#### INSTRUCTIONS FOR THE TASK:
Type every record exactly as it appears.

#### DATA LISTING:
---+---

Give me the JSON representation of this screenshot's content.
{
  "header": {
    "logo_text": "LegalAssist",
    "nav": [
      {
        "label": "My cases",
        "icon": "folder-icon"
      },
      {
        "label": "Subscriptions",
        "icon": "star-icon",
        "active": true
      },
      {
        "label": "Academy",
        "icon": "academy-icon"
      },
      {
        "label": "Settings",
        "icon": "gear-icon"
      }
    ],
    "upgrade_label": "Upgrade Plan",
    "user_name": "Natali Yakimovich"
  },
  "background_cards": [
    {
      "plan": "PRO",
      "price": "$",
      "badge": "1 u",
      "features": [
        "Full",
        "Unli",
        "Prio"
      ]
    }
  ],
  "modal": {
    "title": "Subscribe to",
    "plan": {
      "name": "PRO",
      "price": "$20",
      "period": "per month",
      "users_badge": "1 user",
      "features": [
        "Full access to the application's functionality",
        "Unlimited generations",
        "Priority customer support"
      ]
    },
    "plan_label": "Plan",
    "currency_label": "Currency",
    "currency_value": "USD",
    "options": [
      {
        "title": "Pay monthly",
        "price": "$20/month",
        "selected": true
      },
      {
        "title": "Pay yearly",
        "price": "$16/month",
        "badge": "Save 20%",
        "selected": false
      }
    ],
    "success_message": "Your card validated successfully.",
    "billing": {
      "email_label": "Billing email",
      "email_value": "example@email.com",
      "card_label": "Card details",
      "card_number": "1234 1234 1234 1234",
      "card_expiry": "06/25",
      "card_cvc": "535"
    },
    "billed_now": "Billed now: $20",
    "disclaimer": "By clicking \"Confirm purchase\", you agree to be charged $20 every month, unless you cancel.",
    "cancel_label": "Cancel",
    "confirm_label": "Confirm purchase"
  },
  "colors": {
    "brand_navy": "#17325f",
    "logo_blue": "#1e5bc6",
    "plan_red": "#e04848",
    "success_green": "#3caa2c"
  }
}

---+---

#### WORKED SOLUTION:
Give me the JSON representation of this screenshot's content.
{
  "header": {
    "logo_text": "LegalAssist",
    "nav": [
      {
        "label": "My cases",
        "icon": "folder-icon"
      },
      {
        "label": "Subscriptions",
        "icon": "star-icon",
        "active": true
      },
      {
        "label": "Academy",
        "icon": "academy-icon"
      },
      {
        "label": "Settings",
        "icon": "gear-icon"
      }
    ],
    "upgrade_label": "Upgrade Plan",
    "user_name": "Natali Yakimovich"
  },
  "background_cards": [
    {
      "plan": "PRO",
      "price": "$",
      "badge": "1 u",
      "features": [
        "Full",
        "Unli",
        "Prio"
      ]
    }
  ],
  "modal": {
    "title": "Subscribe to",
    "plan": {
      "name": "PRO",
      "price": "$20",
      "period": "per month",
      "users_badge": "1 user",
      "features": [
        "Full access to the application's functionality",
        "Unlimited generations",
        "Priority customer support"
      ]
    },
    "plan_label": "Plan",
    "currency_label": "Currency",
    "currency_value": "USD",
    "options": [
      {
        "title": "Pay monthly",
        "price": "$20/month",
        "selected": true
      },
      {
        "title": "Pay yearly",
        "price": "$16/month",
        "badge": "Save 20%",
        "selected": false
      }
    ],
    "success_message": "Your card validated successfully.",
    "billing": {
      "email_label": "Billing email",
      "email_value": "example@email.com",
      "card_label": "Card details",
      "card_number": "1234 1234 1234 1234",
      "card_expiry": "06/25",
      "card_cvc": "535"
    },
    "billed_now": "Billed now: $20",
    "disclaimer": "By clicking \"Confirm purchase\", you agree to be charged $20 every month, unless you cancel.",
    "cancel_label": "Cancel",
    "confirm_label": "Confirm purchase"
  },
  "colors": {
    "brand_navy": "#17325f",
    "logo_blue": "#1e5bc6",
    "plan_red": "#e04848",
    "success_green": "#3caa2c"
  }
}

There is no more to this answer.